[Begin Supplied material]

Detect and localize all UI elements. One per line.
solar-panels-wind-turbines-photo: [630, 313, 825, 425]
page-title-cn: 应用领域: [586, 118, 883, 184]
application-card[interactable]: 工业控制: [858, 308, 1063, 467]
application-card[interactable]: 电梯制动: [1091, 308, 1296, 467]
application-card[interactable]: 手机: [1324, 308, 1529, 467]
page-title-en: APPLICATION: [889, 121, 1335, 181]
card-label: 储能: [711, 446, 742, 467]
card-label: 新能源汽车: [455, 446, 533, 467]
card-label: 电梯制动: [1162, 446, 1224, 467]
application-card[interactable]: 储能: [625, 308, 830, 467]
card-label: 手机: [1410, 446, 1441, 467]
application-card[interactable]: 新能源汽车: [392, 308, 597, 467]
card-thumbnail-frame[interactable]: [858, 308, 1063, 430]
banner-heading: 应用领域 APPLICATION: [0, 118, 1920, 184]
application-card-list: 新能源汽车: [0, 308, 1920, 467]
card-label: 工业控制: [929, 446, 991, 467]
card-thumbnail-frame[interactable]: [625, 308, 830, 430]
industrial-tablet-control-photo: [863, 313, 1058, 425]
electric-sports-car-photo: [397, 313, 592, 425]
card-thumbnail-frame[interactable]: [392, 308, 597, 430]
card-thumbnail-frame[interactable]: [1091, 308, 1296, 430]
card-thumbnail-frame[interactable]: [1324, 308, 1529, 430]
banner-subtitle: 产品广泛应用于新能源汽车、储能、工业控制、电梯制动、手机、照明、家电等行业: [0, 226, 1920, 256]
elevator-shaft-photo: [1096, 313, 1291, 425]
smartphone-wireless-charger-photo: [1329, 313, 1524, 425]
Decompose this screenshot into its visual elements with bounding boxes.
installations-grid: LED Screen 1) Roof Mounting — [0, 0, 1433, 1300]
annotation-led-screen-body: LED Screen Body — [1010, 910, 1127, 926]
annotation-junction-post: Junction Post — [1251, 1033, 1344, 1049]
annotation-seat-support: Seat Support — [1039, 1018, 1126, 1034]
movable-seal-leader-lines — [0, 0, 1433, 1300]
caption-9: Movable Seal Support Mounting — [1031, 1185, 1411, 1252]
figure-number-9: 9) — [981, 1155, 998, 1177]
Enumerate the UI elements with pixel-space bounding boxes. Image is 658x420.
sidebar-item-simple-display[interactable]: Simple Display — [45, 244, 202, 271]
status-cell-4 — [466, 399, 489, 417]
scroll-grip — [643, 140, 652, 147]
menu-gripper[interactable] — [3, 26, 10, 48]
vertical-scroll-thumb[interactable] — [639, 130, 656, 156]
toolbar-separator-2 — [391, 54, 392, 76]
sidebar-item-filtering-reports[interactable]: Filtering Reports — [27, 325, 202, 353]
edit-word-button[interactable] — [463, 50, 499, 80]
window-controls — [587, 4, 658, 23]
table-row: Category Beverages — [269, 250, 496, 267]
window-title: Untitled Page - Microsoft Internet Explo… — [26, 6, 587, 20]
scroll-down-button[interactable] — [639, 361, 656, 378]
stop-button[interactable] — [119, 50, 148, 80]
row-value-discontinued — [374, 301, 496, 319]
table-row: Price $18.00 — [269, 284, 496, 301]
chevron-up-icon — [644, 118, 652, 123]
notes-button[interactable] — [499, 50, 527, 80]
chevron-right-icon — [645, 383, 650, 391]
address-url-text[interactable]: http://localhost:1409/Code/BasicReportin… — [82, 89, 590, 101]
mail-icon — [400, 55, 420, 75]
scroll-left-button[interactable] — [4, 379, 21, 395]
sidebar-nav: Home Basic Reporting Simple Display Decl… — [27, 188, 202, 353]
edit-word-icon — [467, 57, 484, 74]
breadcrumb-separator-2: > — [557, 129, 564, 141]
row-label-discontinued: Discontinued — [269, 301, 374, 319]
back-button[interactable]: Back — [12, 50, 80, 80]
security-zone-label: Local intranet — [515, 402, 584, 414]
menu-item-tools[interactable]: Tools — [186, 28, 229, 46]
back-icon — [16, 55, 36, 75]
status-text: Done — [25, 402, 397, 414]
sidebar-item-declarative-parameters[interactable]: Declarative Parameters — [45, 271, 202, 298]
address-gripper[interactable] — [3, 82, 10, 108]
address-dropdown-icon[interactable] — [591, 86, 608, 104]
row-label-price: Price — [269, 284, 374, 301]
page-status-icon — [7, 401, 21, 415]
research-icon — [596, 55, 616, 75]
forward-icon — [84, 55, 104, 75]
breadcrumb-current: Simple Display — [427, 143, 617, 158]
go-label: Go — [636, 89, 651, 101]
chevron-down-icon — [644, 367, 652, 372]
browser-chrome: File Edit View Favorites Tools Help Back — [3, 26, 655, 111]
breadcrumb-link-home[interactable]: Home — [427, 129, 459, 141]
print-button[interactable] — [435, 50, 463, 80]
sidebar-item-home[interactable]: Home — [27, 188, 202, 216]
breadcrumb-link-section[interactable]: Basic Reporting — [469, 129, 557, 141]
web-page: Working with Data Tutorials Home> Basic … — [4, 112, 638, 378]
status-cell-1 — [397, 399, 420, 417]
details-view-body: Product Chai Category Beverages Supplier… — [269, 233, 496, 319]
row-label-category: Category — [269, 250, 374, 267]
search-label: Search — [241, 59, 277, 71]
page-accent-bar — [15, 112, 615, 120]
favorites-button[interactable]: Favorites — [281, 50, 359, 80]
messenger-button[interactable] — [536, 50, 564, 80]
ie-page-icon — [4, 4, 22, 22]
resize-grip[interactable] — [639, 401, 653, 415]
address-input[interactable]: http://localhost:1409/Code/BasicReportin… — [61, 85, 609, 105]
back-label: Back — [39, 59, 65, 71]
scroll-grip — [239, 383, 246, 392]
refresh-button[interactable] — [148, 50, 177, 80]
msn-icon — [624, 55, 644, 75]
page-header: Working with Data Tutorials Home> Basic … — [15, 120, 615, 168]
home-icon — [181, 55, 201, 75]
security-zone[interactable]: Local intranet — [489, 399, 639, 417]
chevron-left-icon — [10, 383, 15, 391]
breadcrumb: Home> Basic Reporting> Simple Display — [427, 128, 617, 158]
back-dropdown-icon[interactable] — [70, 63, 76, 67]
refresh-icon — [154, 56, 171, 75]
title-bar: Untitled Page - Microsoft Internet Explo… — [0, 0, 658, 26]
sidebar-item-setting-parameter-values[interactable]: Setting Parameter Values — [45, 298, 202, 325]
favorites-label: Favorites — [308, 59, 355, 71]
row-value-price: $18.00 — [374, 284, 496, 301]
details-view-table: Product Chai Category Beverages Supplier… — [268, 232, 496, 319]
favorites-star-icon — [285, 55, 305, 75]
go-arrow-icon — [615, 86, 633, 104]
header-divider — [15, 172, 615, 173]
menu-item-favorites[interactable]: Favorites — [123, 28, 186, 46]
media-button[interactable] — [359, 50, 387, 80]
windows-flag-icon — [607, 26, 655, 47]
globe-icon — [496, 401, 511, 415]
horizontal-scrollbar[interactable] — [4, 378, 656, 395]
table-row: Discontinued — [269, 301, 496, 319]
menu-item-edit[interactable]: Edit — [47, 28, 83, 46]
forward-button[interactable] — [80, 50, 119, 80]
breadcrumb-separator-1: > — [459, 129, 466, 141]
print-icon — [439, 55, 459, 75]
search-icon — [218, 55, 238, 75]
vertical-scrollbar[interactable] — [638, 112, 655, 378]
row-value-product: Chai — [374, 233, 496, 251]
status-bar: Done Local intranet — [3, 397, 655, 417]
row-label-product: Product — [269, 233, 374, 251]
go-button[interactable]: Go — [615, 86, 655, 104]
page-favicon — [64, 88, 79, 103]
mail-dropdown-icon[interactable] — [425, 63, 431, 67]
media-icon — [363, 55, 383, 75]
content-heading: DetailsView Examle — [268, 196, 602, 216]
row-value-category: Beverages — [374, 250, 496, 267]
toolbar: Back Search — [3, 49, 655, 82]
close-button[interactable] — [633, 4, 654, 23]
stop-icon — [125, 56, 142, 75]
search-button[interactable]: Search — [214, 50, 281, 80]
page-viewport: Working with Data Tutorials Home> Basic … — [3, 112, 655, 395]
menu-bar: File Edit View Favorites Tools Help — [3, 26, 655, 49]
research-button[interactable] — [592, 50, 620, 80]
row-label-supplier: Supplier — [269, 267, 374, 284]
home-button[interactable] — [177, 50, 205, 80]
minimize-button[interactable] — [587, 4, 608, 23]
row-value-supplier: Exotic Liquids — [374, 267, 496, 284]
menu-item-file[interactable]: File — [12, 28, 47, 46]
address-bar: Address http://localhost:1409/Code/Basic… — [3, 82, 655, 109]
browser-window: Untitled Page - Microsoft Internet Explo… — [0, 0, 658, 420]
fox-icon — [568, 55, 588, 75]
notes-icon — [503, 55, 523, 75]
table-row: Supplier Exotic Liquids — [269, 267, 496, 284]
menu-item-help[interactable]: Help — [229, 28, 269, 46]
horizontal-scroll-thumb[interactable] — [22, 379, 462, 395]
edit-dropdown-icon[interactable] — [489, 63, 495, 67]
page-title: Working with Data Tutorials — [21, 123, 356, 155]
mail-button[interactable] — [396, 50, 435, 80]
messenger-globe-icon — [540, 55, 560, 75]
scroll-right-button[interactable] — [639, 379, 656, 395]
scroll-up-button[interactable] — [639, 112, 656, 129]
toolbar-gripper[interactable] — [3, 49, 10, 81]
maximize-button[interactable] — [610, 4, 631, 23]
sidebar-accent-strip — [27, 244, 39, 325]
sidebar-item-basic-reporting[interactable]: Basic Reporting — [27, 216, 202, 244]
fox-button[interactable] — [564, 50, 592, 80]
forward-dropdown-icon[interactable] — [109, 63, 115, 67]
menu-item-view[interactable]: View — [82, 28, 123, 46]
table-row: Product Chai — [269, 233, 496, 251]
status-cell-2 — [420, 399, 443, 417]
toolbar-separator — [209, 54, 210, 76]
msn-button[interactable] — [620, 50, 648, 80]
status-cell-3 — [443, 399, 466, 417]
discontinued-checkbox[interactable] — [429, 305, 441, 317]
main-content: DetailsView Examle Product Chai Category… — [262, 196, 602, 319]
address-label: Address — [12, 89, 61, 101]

[End Supplied material]

Job:
Change "interactable" to "clickable" in the listing, starting at its first line and ending at the line containing "page-title-en: APPLICATION: [889, 121, 1335, 181]". Return only those lines, with everything else left as is.

Written solution:
Detect and localize all UI elements. One per line.
solar-panels-wind-turbines-photo: [630, 313, 825, 425]
page-title-cn: 应用领域: [586, 118, 883, 184]
application-card[clickable]: 工业控制: [858, 308, 1063, 467]
application-card[clickable]: 电梯制动: [1091, 308, 1296, 467]
application-card[clickable]: 手机: [1324, 308, 1529, 467]
page-title-en: APPLICATION: [889, 121, 1335, 181]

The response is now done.